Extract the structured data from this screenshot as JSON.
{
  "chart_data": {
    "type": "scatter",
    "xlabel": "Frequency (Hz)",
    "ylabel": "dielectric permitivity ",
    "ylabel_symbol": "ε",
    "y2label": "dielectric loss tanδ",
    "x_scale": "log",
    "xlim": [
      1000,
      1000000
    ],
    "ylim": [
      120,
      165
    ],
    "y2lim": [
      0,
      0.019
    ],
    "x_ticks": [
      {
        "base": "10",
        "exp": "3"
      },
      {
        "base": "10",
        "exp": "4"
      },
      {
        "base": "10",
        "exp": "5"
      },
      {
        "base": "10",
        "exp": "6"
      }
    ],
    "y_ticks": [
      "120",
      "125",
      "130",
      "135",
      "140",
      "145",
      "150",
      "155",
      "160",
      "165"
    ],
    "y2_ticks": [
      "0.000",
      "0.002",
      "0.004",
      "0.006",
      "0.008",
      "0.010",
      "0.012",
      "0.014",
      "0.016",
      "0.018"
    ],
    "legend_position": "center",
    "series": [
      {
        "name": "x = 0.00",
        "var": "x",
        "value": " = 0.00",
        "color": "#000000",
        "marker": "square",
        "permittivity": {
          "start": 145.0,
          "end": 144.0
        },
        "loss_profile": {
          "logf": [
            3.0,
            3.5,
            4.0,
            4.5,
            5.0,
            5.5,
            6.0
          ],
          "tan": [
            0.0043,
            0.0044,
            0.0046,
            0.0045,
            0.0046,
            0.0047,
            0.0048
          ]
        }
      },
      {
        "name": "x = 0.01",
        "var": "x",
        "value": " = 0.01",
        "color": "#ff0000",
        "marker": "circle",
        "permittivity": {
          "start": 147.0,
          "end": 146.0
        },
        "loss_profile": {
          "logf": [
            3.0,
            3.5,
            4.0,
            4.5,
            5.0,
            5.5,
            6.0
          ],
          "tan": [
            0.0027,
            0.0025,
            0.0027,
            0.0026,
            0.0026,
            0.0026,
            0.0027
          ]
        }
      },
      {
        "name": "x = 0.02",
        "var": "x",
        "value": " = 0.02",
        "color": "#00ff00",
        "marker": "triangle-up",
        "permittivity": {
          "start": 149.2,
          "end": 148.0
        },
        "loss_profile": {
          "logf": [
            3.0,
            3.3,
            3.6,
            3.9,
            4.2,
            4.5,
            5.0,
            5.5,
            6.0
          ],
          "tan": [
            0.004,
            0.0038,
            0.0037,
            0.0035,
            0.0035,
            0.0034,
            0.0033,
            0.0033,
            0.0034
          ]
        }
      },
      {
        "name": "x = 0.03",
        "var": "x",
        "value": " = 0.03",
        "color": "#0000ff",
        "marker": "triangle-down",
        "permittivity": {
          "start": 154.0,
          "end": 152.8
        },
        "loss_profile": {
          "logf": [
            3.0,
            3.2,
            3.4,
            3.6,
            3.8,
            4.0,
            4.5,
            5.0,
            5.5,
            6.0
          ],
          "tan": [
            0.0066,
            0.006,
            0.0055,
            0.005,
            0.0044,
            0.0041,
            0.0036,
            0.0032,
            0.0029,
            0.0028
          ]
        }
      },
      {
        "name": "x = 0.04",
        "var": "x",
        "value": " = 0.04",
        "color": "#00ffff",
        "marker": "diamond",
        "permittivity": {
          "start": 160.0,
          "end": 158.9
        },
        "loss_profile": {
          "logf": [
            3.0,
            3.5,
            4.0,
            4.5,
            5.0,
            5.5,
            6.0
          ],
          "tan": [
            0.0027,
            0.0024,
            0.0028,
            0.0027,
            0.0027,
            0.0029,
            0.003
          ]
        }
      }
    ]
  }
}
————————
What is asked
Write the entire listing out again, word for word.

Reply to the exercise
Extract the structured data from this screenshot as JSON.
{
  "chart_data": {
    "type": "scatter",
    "xlabel": "Frequency (Hz)",
    "ylabel": "dielectric permitivity ",
    "ylabel_symbol": "ε",
    "y2label": "dielectric loss tanδ",
    "x_scale": "log",
    "xlim": [
      1000,
      1000000
    ],
    "ylim": [
      120,
      165
    ],
    "y2lim": [
      0,
      0.019
    ],
    "x_ticks": [
      {
        "base": "10",
        "exp": "3"
      },
      {
        "base": "10",
        "exp": "4"
      },
      {
        "base": "10",
        "exp": "5"
      },
      {
        "base": "10",
        "exp": "6"
      }
    ],
    "y_ticks": [
      "120",
      "125",
      "130",
      "135",
      "140",
      "145",
      "150",
      "155",
      "160",
      "165"
    ],
    "y2_ticks": [
      "0.000",
      "0.002",
      "0.004",
      "0.006",
      "0.008",
      "0.010",
      "0.012",
      "0.014",
      "0.016",
      "0.018"
    ],
    "legend_position": "center",
    "series": [
      {
        "name": "x = 0.00",
        "var": "x",
        "value": " = 0.00",
        "color": "#000000",
        "marker": "square",
        "permittivity": {
          "start": 145.0,
          "end": 144.0
        },
        "loss_profile": {
          "logf": [
            3.0,
            3.5,
            4.0,
            4.5,
            5.0,
            5.5,
            6.0
          ],
          "tan": [
            0.0043,
            0.0044,
            0.0046,
            0.0045,
            0.0046,
            0.0047,
            0.0048
          ]
        }
      },
      {
        "name": "x = 0.01",
        "var": "x",
        "value": " = 0.01",
        "color": "#ff0000",
        "marker": "circle",
        "permittivity": {
          "start": 147.0,
          "end": 146.0
        },
        "loss_profile": {
          "logf": [
            3.0,
            3.5,
            4.0,
            4.5,
            5.0,
            5.5,
            6.0
          ],
          "tan": [
            0.0027,
            0.0025,
            0.0027,
            0.0026,
            0.0026,
            0.0026,
            0.0027
          ]
        }
      },
      {
        "name": "x = 0.02",
        "var": "x",
        "value": " = 0.02",
        "color": "#00ff00",
        "marker": "triangle-up",
        "permittivity": {
          "start": 149.2,
          "end": 148.0
        },
        "loss_profile": {
          "logf": [
            3.0,
            3.3,
            3.6,
            3.9,
            4.2,
            4.5,
            5.0,
            5.5,
            6.0
          ],
          "tan": [
            0.004,
            0.0038,
            0.0037,
            0.0035,
            0.0035,
            0.0034,
            0.0033,
            0.0033,
            0.0034
          ]
        }
      },
      {
        "name": "x = 0.03",
        "var": "x",
        "value": " = 0.03",
        "color": "#0000ff",
        "marker": "triangle-down",
        "permittivity": {
          "start": 154.0,
          "end": 152.8
        },
        "loss_profile": {
          "logf": [
            3.0,
            3.2,
            3.4,
            3.6,
            3.8,
            4.0,
            4.5,
            5.0,
            5.5,
            6.0
          ],
          "tan": [
            0.0066,
            0.006,
            0.0055,
            0.005,
            0.0044,
            0.0041,
            0.0036,
            0.0032,
            0.0029,
            0.0028
          ]
        }
      },
      {
        "name": "x = 0.04",
        "var": "x",
        "value": " = 0.04",
        "color": "#00ffff",
        "marker": "diamond",
        "permittivity": {
          "start": 160.0,
          "end": 158.9
        },
        "loss_profile": {
          "logf": [
            3.0,
            3.5,
            4.0,
            4.5,
            5.0,
            5.5,
            6.0
          ],
          "tan": [
            0.0027,
            0.0024,
            0.0028,
            0.0027,
            0.0027,
            0.0029,
            0.003
          ]
        }
      }
    ]
  }
}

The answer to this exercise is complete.